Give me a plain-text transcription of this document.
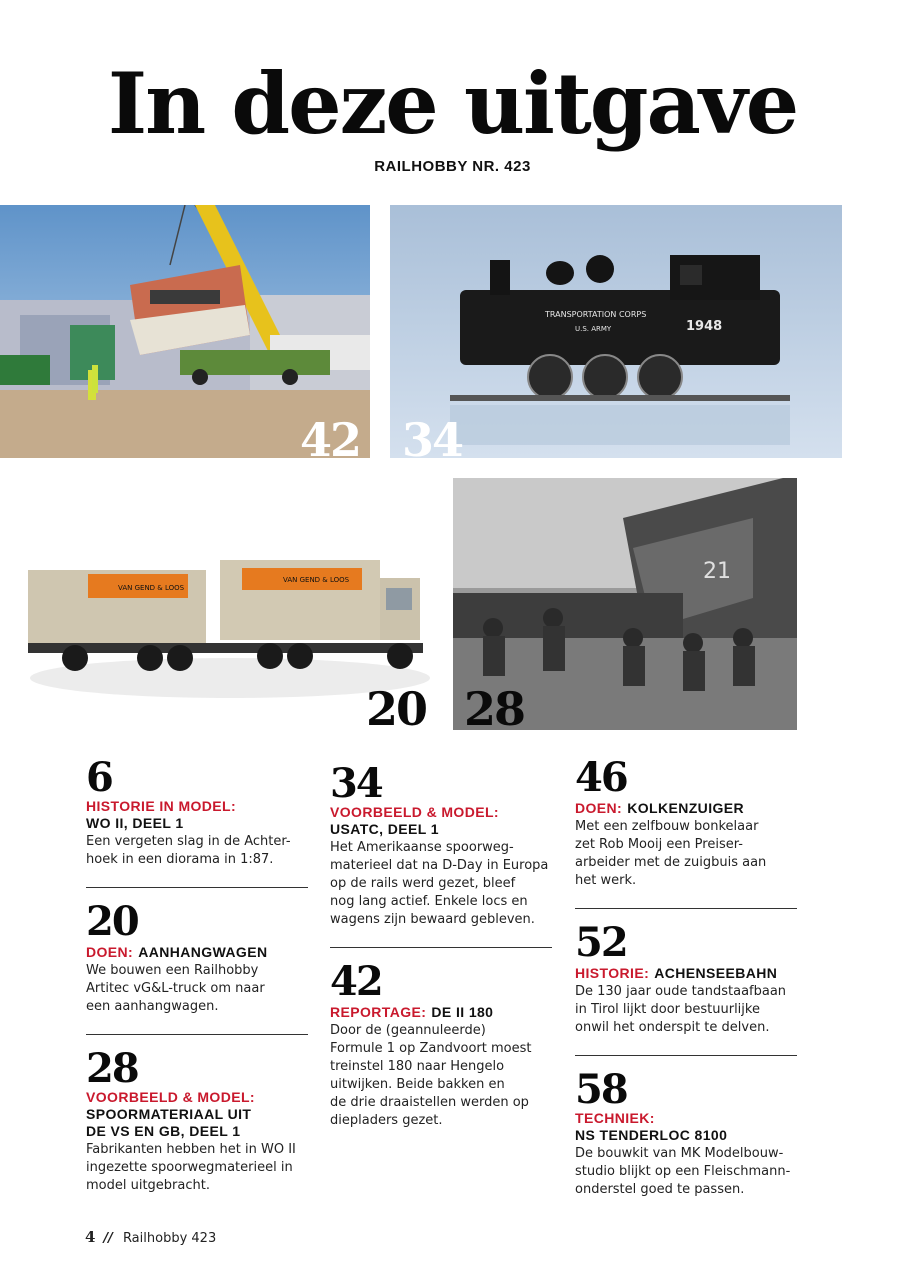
In deze uitgave
RAILHOBBY NR. 423
42
TRANSPORTATION CORPS
U.S. ARMY	1948
34
VAN GEND & LOOS
VAN GEND & LOOS
20
21
28
6
HISTORIE IN MODEL:
WO II, DEEL 1
Een vergeten slag in de Achter-
hoek in een diorama in 1:87.
20
DOEN: AANHANGWAGEN
We bouwen een Railhobby
Artitec vG&L-truck om naar
een aanhangwagen.
28
VOORBEELD & MODEL:
SPOORMATERIAAL UIT
DE VS EN GB, DEEL 1
Fabrikanten hebben het in WO II
ingezette spoorwegmaterieel in
model uitgebracht.
34
VOORBEELD & MODEL:
USATC, DEEL 1
Het Amerikaanse spoorweg-
materieel dat na D-Day in Europa
op de rails werd gezet, bleef
nog lang actief. Enkele locs en
wagens zijn bewaard gebleven.
42
REPORTAGE: DE II 180
Door de (geannuleerde)
Formule 1 op Zandvoort moest
treinstel 180 naar Hengelo
uitwijken. Beide bakken en
de drie draaistellen werden op
diepladers gezet.
46
DOEN: KOLKENZUIGER
Met een zelfbouw bonkelaar
zet Rob Mooij een Preiser-
arbeider met de zuigbuis aan
het werk.
52
HISTORIE: ACHENSEEBAHN
De 130 jaar oude tandstaafbaan
in Tirol lijkt door bestuurlijke
onwil het onderspit te delven.
58
TECHNIEK:
NS TENDERLOC 8100
De bouwkit van MK Modelbouw-
studio blijkt op een Fleischmann-
onderstel goed te passen.
4 // Railhobby 423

* * * * * * * * *

Without the pictures, repeat the listing above exactly.

Give me a plain-text transcription of this document.
In deze uitgave
RAILHOBBY NR. 423
42
TRANSPORTATION CORPS
U.S. ARMY	1948
34
VAN GEND & LOOS
VAN GEND & LOOS
20
21
28
6
HISTORIE IN MODEL:
WO II, DEEL 1
Een vergeten slag in de Achter-
hoek in een diorama in 1:87.
20
DOEN: AANHANGWAGEN
We bouwen een Railhobby
Artitec vG&L-truck om naar
een aanhangwagen.
28
VOORBEELD & MODEL:
SPOORMATERIAAL UIT
DE VS EN GB, DEEL 1
Fabrikanten hebben het in WO II
ingezette spoorwegmaterieel in
model uitgebracht.
34
VOORBEELD & MODEL:
USATC, DEEL 1
Het Amerikaanse spoorweg-
materieel dat na D-Day in Europa
op de rails werd gezet, bleef
nog lang actief. Enkele locs en
wagens zijn bewaard gebleven.
42
REPORTAGE: DE II 180
Door de (geannuleerde)
Formule 1 op Zandvoort moest
treinstel 180 naar Hengelo
uitwijken. Beide bakken en
de drie draaistellen werden op
diepladers gezet.
46
DOEN: KOLKENZUIGER
Met een zelfbouw bonkelaar
zet Rob Mooij een Preiser-
arbeider met de zuigbuis aan
het werk.
52
HISTORIE: ACHENSEEBAHN
De 130 jaar oude tandstaafbaan
in Tirol lijkt door bestuurlijke
onwil het onderspit te delven.
58
TECHNIEK:
NS TENDERLOC 8100
De bouwkit van MK Modelbouw-
studio blijkt op een Fleischmann-
onderstel goed te passen.
4 // Railhobby 423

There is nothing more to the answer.